### [Task prompt]
Write out all of the entries exactly as given.

### [Entries shown]
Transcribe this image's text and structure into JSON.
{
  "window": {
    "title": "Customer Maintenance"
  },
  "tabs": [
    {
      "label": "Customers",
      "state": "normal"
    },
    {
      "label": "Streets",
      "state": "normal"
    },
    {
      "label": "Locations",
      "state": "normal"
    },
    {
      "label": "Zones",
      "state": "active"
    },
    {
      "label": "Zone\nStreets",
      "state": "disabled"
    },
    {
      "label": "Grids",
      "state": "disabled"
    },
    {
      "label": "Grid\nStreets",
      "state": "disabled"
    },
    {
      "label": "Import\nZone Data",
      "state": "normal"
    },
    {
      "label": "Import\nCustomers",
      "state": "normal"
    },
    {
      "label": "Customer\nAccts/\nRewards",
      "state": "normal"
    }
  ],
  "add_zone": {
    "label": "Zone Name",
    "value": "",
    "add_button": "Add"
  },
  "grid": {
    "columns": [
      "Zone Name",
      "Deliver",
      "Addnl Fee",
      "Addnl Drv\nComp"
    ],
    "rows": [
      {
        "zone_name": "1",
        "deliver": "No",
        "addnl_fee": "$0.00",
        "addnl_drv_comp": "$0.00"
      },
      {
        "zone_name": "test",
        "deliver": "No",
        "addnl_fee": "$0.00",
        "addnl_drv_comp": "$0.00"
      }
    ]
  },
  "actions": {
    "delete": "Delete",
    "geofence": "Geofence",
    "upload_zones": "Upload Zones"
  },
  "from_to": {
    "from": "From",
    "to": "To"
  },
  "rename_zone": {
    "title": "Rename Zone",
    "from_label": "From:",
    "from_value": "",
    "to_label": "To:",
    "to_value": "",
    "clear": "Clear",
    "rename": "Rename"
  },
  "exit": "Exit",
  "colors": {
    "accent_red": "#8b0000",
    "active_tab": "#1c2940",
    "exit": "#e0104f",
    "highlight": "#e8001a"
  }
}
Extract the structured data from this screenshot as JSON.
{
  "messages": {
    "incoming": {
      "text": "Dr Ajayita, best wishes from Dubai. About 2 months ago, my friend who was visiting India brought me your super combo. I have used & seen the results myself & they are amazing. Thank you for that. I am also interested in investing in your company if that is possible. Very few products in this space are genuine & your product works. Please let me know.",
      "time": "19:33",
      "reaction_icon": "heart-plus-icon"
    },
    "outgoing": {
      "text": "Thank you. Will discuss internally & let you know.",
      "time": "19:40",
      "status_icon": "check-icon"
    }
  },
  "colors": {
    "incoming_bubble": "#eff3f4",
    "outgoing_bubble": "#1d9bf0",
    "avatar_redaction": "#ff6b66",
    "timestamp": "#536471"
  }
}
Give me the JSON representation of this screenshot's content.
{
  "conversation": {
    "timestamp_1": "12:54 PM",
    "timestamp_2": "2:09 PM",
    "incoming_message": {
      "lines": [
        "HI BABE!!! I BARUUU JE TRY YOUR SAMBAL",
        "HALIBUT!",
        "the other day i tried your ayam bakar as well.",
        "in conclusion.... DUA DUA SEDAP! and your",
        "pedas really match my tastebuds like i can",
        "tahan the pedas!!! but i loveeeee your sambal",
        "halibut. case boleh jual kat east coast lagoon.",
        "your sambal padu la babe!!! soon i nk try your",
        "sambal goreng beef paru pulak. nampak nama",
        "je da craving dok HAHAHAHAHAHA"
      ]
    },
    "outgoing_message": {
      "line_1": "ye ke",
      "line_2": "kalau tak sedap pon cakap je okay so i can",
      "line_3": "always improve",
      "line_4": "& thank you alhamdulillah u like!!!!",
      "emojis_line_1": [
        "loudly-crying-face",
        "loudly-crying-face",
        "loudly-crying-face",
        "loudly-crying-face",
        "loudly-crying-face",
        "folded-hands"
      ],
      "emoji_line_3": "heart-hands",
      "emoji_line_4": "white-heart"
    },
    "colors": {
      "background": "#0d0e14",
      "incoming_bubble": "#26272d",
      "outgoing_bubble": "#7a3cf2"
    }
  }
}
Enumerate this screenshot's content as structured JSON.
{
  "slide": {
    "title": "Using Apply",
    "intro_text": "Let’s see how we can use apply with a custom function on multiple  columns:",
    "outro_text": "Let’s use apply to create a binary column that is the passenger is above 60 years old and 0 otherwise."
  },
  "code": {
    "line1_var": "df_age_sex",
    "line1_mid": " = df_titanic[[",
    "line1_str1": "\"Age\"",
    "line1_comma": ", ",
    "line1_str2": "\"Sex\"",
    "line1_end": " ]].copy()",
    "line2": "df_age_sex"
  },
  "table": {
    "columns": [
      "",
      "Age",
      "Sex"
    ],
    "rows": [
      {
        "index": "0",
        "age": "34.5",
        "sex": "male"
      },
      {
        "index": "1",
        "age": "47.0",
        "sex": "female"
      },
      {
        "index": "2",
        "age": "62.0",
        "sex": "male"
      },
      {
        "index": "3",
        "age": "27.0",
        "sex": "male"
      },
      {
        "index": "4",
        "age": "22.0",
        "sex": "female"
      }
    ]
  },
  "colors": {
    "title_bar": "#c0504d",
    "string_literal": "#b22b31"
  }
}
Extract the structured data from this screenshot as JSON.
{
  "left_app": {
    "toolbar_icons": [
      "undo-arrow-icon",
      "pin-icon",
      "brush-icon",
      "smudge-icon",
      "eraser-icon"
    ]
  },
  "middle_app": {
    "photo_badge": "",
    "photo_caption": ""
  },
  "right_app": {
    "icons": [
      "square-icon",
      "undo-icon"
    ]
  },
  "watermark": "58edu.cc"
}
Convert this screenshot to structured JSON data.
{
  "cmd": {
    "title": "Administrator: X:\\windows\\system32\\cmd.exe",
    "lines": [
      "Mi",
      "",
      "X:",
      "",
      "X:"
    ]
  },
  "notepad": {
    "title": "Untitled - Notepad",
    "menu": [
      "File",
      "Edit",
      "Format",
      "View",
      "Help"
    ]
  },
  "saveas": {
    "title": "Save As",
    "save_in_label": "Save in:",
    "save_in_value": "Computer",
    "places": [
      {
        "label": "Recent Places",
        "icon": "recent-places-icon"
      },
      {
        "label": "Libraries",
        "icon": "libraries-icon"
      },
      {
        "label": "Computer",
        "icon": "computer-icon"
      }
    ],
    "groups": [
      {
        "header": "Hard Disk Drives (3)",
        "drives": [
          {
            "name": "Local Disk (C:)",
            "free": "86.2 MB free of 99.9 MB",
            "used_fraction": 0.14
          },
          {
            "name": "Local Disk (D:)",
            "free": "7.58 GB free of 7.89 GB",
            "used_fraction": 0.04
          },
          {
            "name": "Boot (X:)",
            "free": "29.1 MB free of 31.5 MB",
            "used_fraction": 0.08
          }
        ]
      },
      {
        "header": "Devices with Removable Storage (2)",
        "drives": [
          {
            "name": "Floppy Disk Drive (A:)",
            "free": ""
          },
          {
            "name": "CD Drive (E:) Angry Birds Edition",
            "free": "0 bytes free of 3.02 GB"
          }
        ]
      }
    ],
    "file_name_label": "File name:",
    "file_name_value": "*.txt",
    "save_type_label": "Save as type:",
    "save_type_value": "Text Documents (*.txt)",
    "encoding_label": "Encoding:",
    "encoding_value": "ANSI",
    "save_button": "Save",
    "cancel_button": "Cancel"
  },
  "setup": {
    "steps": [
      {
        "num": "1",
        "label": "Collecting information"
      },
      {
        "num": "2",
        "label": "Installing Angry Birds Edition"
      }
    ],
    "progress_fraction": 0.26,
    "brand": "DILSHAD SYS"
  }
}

### [Expected answer]
Transcribe this image's text and structure into JSON.
{
  "window": {
    "title": "Customer Maintenance"
  },
  "tabs": [
    {
      "label": "Customers",
      "state": "normal"
    },
    {
      "label": "Streets",
      "state": "normal"
    },
    {
      "label": "Locations",
      "state": "normal"
    },
    {
      "label": "Zones",
      "state": "active"
    },
    {
      "label": "Zone\nStreets",
      "state": "disabled"
    },
    {
      "label": "Grids",
      "state": "disabled"
    },
    {
      "label": "Grid\nStreets",
      "state": "disabled"
    },
    {
      "label": "Import\nZone Data",
      "state": "normal"
    },
    {
      "label": "Import\nCustomers",
      "state": "normal"
    },
    {
      "label": "Customer\nAccts/\nRewards",
      "state": "normal"
    }
  ],
  "add_zone": {
    "label": "Zone Name",
    "value": "",
    "add_button": "Add"
  },
  "grid": {
    "columns": [
      "Zone Name",
      "Deliver",
      "Addnl Fee",
      "Addnl Drv\nComp"
    ],
    "rows": [
      {
        "zone_name": "1",
        "deliver": "No",
        "addnl_fee": "$0.00",
        "addnl_drv_comp": "$0.00"
      },
      {
        "zone_name": "test",
        "deliver": "No",
        "addnl_fee": "$0.00",
        "addnl_drv_comp": "$0.00"
      }
    ]
  },
  "actions": {
    "delete": "Delete",
    "geofence": "Geofence",
    "upload_zones": "Upload Zones"
  },
  "from_to": {
    "from": "From",
    "to": "To"
  },
  "rename_zone": {
    "title": "Rename Zone",
    "from_label": "From:",
    "from_value": "",
    "to_label": "To:",
    "to_value": "",
    "clear": "Clear",
    "rename": "Rename"
  },
  "exit": "Exit",
  "colors": {
    "accent_red": "#8b0000",
    "active_tab": "#1c2940",
    "exit": "#e0104f",
    "highlight": "#e8001a"
  }
}
Extract the structured data from this screenshot as JSON.
{
  "messages": {
    "incoming": {
      "text": "Dr Ajayita, best wishes from Dubai. About 2 months ago, my friend who was visiting India brought me your super combo. I have used & seen the results myself & they are amazing. Thank you for that. I am also interested in investing in your company if that is possible. Very few products in this space are genuine & your product works. Please let me know.",
      "time": "19:33",
      "reaction_icon": "heart-plus-icon"
    },
    "outgoing": {
      "text": "Thank you. Will discuss internally & let you know.",
      "time": "19:40",
      "status_icon": "check-icon"
    }
  },
  "colors": {
    "incoming_bubble": "#eff3f4",
    "outgoing_bubble": "#1d9bf0",
    "avatar_redaction": "#ff6b66",
    "timestamp": "#536471"
  }
}
Give me the JSON representation of this screenshot's content.
{
  "conversation": {
    "timestamp_1": "12:54 PM",
    "timestamp_2": "2:09 PM",
    "incoming_message": {
      "lines": [
        "HI BABE!!! I BARUUU JE TRY YOUR SAMBAL",
        "HALIBUT!",
        "the other day i tried your ayam bakar as well.",
        "in conclusion.... DUA DUA SEDAP! and your",
        "pedas really match my tastebuds like i can",
        "tahan the pedas!!! but i loveeeee your sambal",
        "halibut. case boleh jual kat east coast lagoon.",
        "your sambal padu la babe!!! soon i nk try your",
        "sambal goreng beef paru pulak. nampak nama",
        "je da craving dok HAHAHAHAHAHA"
      ]
    },
    "outgoing_message": {
      "line_1": "ye ke",
      "line_2": "kalau tak sedap pon cakap je okay so i can",
      "line_3": "always improve",
      "line_4": "& thank you alhamdulillah u like!!!!",
      "emojis_line_1": [
        "loudly-crying-face",
        "loudly-crying-face",
        "loudly-crying-face",
        "loudly-crying-face",
        "loudly-crying-face",
        "folded-hands"
      ],
      "emoji_line_3": "heart-hands",
      "emoji_line_4": "white-heart"
    },
    "colors": {
      "background": "#0d0e14",
      "incoming_bubble": "#26272d",
      "outgoing_bubble": "#7a3cf2"
    }
  }
}
Enumerate this screenshot's content as structured JSON.
{
  "slide": {
    "title": "Using Apply",
    "intro_text": "Let’s see how we can use apply with a custom function on multiple  columns:",
    "outro_text": "Let’s use apply to create a binary column that is the passenger is above 60 years old and 0 otherwise."
  },
  "code": {
    "line1_var": "df_age_sex",
    "line1_mid": " = df_titanic[[",
    "line1_str1": "\"Age\"",
    "line1_comma": ", ",
    "line1_str2": "\"Sex\"",
    "line1_end": " ]].copy()",
    "line2": "df_age_sex"
  },
  "table": {
    "columns": [
      "",
      "Age",
      "Sex"
    ],
    "rows": [
      {
        "index": "0",
        "age": "34.5",
        "sex": "male"
      },
      {
        "index": "1",
        "age": "47.0",
        "sex": "female"
      },
      {
        "index": "2",
        "age": "62.0",
        "sex": "male"
      },
      {
        "index": "3",
        "age": "27.0",
        "sex": "male"
      },
      {
        "index": "4",
        "age": "22.0",
        "sex": "female"
      }
    ]
  },
  "colors": {
    "title_bar": "#c0504d",
    "string_literal": "#b22b31"
  }
}
Extract the structured data from this screenshot as JSON.
{
  "left_app": {
    "toolbar_icons": [
      "undo-arrow-icon",
      "pin-icon",
      "brush-icon",
      "smudge-icon",
      "eraser-icon"
    ]
  },
  "middle_app": {
    "photo_badge": "",
    "photo_caption": ""
  },
  "right_app": {
    "icons": [
      "square-icon",
      "undo-icon"
    ]
  },
  "watermark": "58edu.cc"
}
Convert this screenshot to structured JSON data.
{
  "cmd": {
    "title": "Administrator: X:\\windows\\system32\\cmd.exe",
    "lines": [
      "Mi",
      "",
      "X:",
      "",
      "X:"
    ]
  },
  "notepad": {
    "title": "Untitled - Notepad",
    "menu": [
      "File",
      "Edit",
      "Format",
      "View",
      "Help"
    ]
  },
  "saveas": {
    "title": "Save As",
    "save_in_label": "Save in:",
    "save_in_value": "Computer",
    "places": [
      {
        "label": "Recent Places",
        "icon": "recent-places-icon"
      },
      {
        "label": "Libraries",
        "icon": "libraries-icon"
      },
      {
        "label": "Computer",
        "icon": "computer-icon"
      }
    ],
    "groups": [
      {
        "header": "Hard Disk Drives (3)",
        "drives": [
          {
            "name": "Local Disk (C:)",
            "free": "86.2 MB free of 99.9 MB",
            "used_fraction": 0.14
          },
          {
            "name": "Local Disk (D:)",
            "free": "7.58 GB free of 7.89 GB",
            "used_fraction": 0.04
          },
          {
            "name": "Boot (X:)",
            "free": "29.1 MB free of 31.5 MB",
            "used_fraction": 0.08
          }
        ]
      },
      {
        "header": "Devices with Removable Storage (2)",
        "drives": [
          {
            "name": "Floppy Disk Drive (A:)",
            "free": ""
          },
          {
            "name": "CD Drive (E:) Angry Birds Edition",
            "free": "0 bytes free of 3.02 GB"
          }
        ]
      }
    ],
    "file_name_label": "File name:",
    "file_name_value": "*.txt",
    "save_type_label": "Save as type:",
    "save_type_value": "Text Documents (*.txt)",
    "encoding_label": "Encoding:",
    "encoding_value": "ANSI",
    "save_button": "Save",
    "cancel_button": "Cancel"
  },
  "setup": {
    "steps": [
      {
        "num": "1",
        "label": "Collecting information"
      },
      {
        "num": "2",
        "label": "Installing Angry Birds Edition"
      }
    ],
    "progress_fraction": 0.26,
    "brand": "DILSHAD SYS"
  }
}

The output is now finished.